◆ What is asked ◆
Your task is to retype each line of the data below exactly.

╭─ Exercise data

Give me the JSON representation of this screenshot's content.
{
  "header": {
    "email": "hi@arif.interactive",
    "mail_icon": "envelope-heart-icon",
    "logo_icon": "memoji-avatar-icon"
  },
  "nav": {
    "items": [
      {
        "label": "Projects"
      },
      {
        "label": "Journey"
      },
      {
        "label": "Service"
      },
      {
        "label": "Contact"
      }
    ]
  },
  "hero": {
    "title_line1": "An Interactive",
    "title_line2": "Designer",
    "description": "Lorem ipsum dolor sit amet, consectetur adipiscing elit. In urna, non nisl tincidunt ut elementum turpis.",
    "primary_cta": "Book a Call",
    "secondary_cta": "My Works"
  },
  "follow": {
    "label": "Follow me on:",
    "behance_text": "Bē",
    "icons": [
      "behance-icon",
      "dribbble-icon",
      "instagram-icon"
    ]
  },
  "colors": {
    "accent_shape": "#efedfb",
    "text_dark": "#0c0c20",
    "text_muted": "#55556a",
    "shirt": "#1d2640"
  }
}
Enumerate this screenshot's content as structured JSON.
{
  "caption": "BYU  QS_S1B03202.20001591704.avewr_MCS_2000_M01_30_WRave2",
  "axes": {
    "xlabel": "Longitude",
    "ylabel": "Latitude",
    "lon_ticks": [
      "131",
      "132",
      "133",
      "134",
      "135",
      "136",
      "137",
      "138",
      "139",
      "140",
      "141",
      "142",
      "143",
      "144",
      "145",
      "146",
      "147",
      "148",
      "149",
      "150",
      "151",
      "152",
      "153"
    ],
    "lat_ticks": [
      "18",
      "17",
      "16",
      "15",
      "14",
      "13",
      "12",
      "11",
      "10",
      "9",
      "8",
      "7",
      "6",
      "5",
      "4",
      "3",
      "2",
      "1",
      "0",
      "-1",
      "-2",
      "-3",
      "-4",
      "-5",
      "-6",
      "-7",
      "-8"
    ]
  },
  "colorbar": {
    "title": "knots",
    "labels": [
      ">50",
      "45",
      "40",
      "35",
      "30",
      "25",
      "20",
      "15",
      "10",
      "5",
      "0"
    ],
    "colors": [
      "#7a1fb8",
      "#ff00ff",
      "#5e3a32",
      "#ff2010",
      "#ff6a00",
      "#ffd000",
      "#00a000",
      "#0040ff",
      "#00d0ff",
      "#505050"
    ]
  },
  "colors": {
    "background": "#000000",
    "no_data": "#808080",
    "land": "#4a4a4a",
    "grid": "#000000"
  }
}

╰─

◆ Response for this exercise ◆
Give me the JSON representation of this screenshot's content.
{
  "header": {
    "email": "hi@arif.interactive",
    "mail_icon": "envelope-heart-icon",
    "logo_icon": "memoji-avatar-icon"
  },
  "nav": {
    "items": [
      {
        "label": "Projects"
      },
      {
        "label": "Journey"
      },
      {
        "label": "Service"
      },
      {
        "label": "Contact"
      }
    ]
  },
  "hero": {
    "title_line1": "An Interactive",
    "title_line2": "Designer",
    "description": "Lorem ipsum dolor sit amet, consectetur adipiscing elit. In urna, non nisl tincidunt ut elementum turpis.",
    "primary_cta": "Book a Call",
    "secondary_cta": "My Works"
  },
  "follow": {
    "label": "Follow me on:",
    "behance_text": "Bē",
    "icons": [
      "behance-icon",
      "dribbble-icon",
      "instagram-icon"
    ]
  },
  "colors": {
    "accent_shape": "#efedfb",
    "text_dark": "#0c0c20",
    "text_muted": "#55556a",
    "shirt": "#1d2640"
  }
}
Enumerate this screenshot's content as structured JSON.
{
  "caption": "BYU  QS_S1B03202.20001591704.avewr_MCS_2000_M01_30_WRave2",
  "axes": {
    "xlabel": "Longitude",
    "ylabel": "Latitude",
    "lon_ticks": [
      "131",
      "132",
      "133",
      "134",
      "135",
      "136",
      "137",
      "138",
      "139",
      "140",
      "141",
      "142",
      "143",
      "144",
      "145",
      "146",
      "147",
      "148",
      "149",
      "150",
      "151",
      "152",
      "153"
    ],
    "lat_ticks": [
      "18",
      "17",
      "16",
      "15",
      "14",
      "13",
      "12",
      "11",
      "10",
      "9",
      "8",
      "7",
      "6",
      "5",
      "4",
      "3",
      "2",
      "1",
      "0",
      "-1",
      "-2",
      "-3",
      "-4",
      "-5",
      "-6",
      "-7",
      "-8"
    ]
  },
  "colorbar": {
    "title": "knots",
    "labels": [
      ">50",
      "45",
      "40",
      "35",
      "30",
      "25",
      "20",
      "15",
      "10",
      "5",
      "0"
    ],
    "colors": [
      "#7a1fb8",
      "#ff00ff",
      "#5e3a32",
      "#ff2010",
      "#ff6a00",
      "#ffd000",
      "#00a000",
      "#0040ff",
      "#00d0ff",
      "#505050"
    ]
  },
  "colors": {
    "background": "#000000",
    "no_data": "#808080",
    "land": "#4a4a4a",
    "grid": "#000000"
  }
}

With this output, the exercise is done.